### Exercise brief
Count every line where "into" occurs. Give the total alone.

## Begin Extracted entries

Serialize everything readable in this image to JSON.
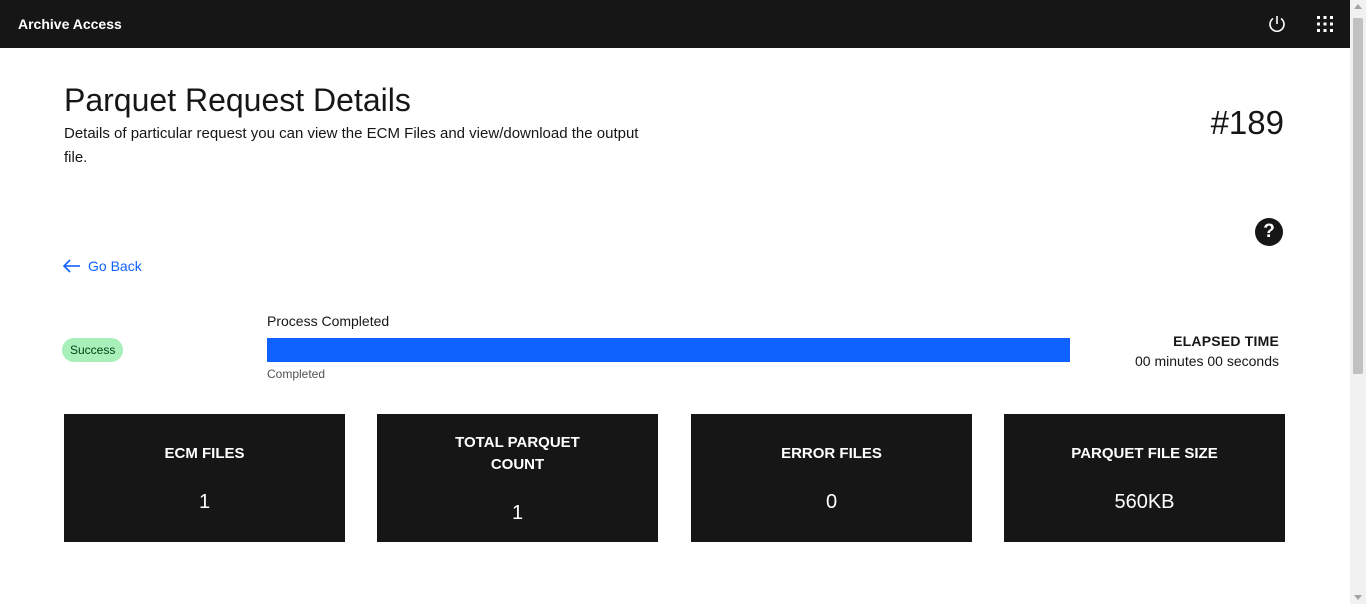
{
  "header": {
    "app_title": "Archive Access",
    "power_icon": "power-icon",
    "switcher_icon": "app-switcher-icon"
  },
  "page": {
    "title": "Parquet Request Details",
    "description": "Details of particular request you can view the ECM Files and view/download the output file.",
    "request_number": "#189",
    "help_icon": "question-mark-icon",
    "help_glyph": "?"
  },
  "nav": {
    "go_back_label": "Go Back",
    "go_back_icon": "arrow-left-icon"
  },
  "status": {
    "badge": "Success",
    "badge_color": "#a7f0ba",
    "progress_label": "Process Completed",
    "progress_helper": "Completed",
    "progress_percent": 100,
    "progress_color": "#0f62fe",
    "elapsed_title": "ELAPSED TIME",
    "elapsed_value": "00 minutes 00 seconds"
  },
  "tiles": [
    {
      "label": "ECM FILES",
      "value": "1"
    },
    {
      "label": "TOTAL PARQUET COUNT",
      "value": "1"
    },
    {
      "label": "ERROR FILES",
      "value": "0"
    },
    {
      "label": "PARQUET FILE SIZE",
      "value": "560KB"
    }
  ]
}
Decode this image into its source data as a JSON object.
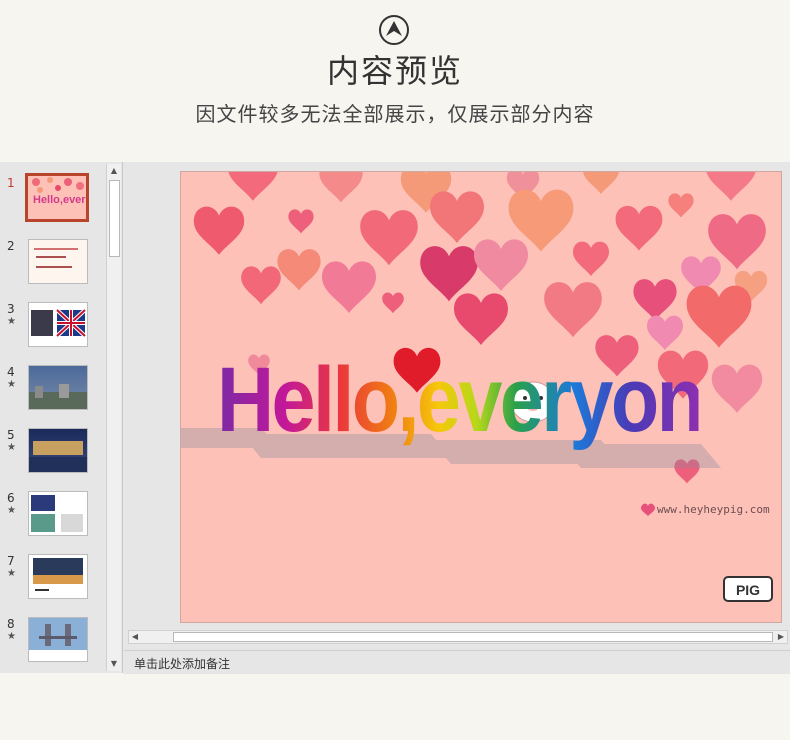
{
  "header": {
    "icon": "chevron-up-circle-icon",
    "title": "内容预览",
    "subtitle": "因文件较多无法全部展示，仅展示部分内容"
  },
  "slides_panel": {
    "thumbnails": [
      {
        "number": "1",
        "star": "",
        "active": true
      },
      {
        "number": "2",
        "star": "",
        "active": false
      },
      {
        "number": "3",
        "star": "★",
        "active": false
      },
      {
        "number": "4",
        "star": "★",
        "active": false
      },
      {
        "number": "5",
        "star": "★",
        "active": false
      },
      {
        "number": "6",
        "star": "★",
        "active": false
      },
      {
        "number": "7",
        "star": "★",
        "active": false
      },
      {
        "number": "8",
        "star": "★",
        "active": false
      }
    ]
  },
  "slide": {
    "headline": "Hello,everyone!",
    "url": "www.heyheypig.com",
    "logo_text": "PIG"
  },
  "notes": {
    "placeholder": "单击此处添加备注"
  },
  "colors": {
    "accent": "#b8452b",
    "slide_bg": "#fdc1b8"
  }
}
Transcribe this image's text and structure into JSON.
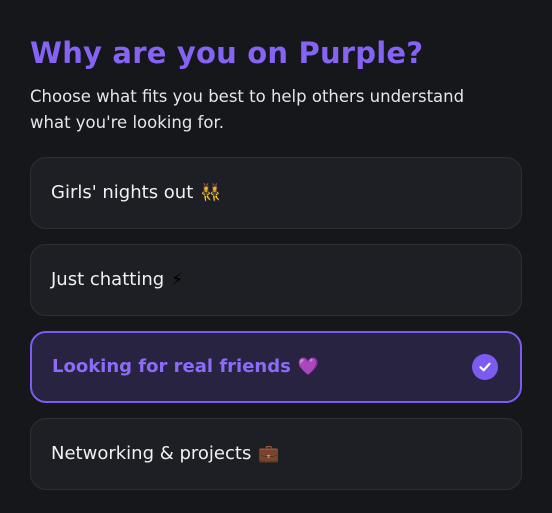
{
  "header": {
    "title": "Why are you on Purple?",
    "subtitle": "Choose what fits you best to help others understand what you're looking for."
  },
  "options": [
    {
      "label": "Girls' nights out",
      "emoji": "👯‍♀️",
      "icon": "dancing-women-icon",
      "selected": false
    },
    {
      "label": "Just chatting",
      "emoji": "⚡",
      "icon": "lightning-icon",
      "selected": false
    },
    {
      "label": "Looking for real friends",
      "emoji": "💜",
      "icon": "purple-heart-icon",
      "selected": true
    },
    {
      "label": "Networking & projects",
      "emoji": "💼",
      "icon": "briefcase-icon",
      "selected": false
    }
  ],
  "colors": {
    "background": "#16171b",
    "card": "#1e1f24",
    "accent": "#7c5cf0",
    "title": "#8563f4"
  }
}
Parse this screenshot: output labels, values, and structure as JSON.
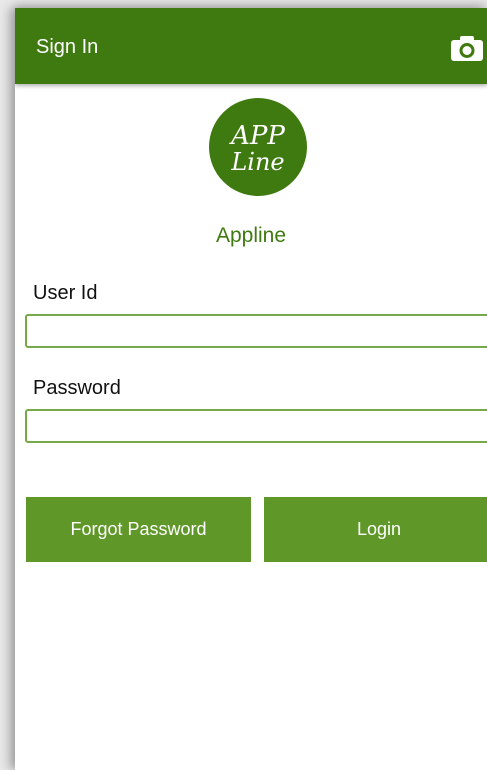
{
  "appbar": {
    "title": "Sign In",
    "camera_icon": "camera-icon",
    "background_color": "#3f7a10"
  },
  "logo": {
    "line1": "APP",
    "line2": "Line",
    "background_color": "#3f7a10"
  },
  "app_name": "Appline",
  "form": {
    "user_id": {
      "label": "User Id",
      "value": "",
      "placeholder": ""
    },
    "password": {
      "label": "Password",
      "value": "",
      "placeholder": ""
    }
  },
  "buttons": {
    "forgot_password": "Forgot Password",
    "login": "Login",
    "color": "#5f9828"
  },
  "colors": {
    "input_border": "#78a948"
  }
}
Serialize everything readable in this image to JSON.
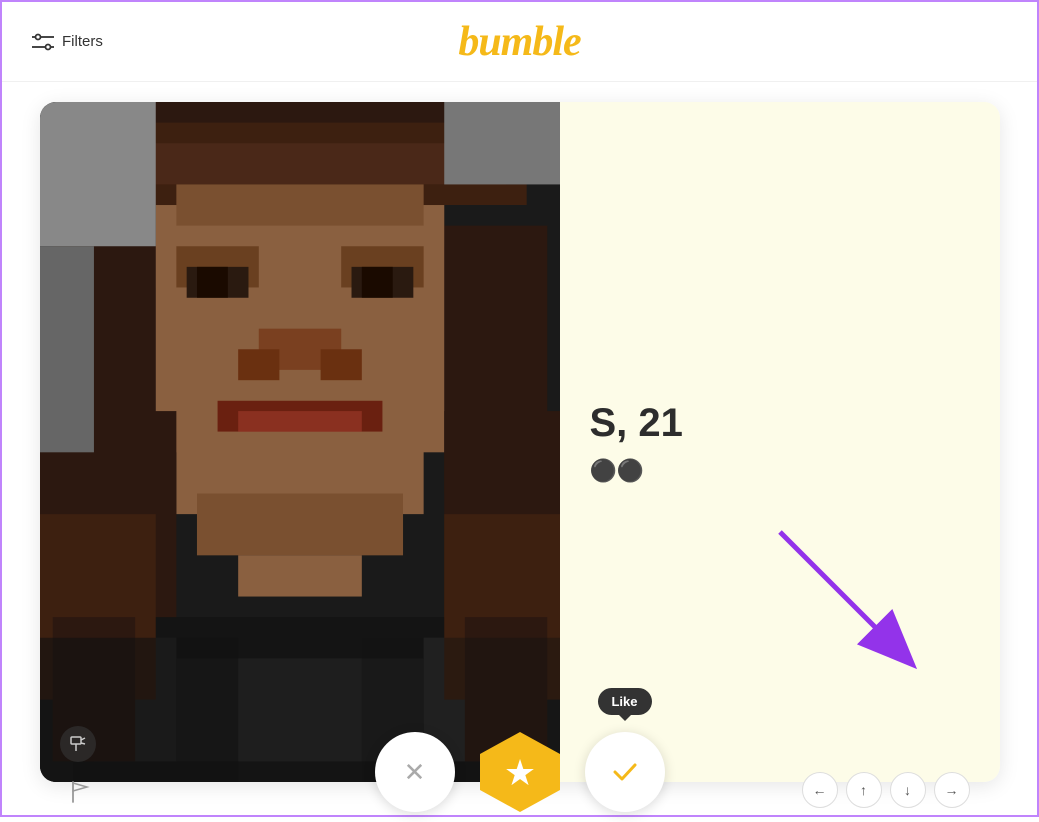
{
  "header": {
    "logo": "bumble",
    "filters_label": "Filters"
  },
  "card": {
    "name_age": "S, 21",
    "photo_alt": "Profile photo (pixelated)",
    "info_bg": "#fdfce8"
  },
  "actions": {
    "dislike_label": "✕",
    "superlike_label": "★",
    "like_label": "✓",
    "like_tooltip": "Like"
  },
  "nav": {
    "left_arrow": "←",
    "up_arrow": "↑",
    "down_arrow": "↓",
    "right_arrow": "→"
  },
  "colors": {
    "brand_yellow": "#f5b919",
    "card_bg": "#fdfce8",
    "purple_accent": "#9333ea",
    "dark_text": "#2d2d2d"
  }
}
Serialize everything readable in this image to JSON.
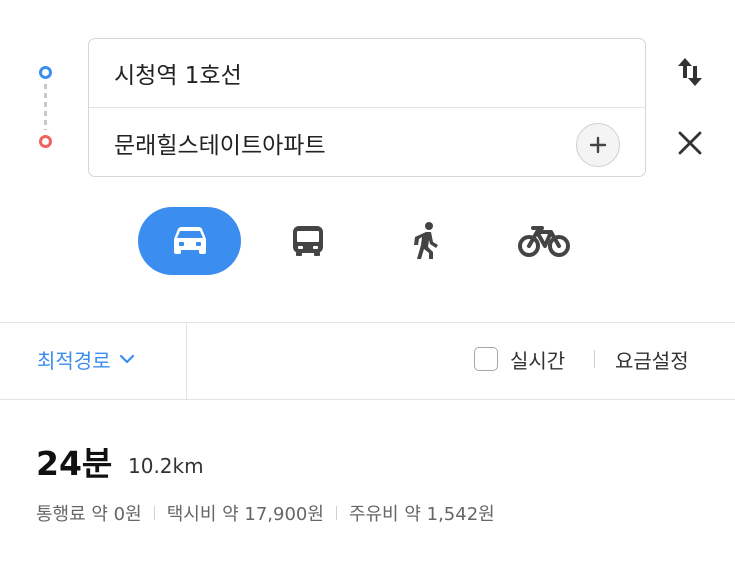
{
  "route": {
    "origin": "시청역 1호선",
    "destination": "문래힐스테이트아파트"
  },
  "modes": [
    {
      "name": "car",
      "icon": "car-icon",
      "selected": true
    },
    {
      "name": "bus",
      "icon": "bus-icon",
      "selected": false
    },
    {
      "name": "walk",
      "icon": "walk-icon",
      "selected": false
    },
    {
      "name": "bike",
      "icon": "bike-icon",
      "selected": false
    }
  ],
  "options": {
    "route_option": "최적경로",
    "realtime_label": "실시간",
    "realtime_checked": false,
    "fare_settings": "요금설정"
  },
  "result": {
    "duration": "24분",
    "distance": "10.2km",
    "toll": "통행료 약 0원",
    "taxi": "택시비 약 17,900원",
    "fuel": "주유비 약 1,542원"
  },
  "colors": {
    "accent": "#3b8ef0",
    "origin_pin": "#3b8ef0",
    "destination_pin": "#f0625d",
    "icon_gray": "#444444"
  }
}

## End Extracted entries

### Reply to the task
2